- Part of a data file
• • •

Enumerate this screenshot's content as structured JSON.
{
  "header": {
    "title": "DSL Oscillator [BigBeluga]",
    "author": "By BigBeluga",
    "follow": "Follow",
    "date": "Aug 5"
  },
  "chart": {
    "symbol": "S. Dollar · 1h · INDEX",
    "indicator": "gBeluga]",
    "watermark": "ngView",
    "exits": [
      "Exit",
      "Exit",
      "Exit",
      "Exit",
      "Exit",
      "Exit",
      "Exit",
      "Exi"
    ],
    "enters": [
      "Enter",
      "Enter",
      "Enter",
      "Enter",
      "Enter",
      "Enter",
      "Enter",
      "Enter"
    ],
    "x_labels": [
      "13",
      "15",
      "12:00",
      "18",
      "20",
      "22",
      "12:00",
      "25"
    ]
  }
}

• • •

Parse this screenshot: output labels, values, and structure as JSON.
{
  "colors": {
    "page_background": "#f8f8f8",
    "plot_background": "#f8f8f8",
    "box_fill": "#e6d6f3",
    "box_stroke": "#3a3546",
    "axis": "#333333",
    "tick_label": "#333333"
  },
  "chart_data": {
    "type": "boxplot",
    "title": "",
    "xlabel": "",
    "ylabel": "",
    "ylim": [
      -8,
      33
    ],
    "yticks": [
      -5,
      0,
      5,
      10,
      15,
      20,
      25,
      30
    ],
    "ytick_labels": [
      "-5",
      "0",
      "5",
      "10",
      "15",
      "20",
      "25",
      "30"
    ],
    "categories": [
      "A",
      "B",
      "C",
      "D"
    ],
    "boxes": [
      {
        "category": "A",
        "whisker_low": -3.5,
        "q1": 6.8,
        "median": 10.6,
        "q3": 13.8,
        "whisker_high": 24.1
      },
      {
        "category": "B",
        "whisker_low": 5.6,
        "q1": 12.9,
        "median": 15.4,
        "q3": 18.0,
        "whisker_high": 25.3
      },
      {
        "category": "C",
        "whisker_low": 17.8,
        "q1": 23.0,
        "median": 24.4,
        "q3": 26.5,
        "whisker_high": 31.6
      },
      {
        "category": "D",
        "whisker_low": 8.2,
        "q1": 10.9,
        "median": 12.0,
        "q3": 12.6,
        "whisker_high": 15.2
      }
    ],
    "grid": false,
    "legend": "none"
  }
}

• • •

- INSTRUCTIONS TO FOLLOW
Copy all the lines above that hold the string "this".

- ANSWER
Enumerate this screenshot's content as structured JSON.
Parse this screenshot: output labels, values, and structure as JSON.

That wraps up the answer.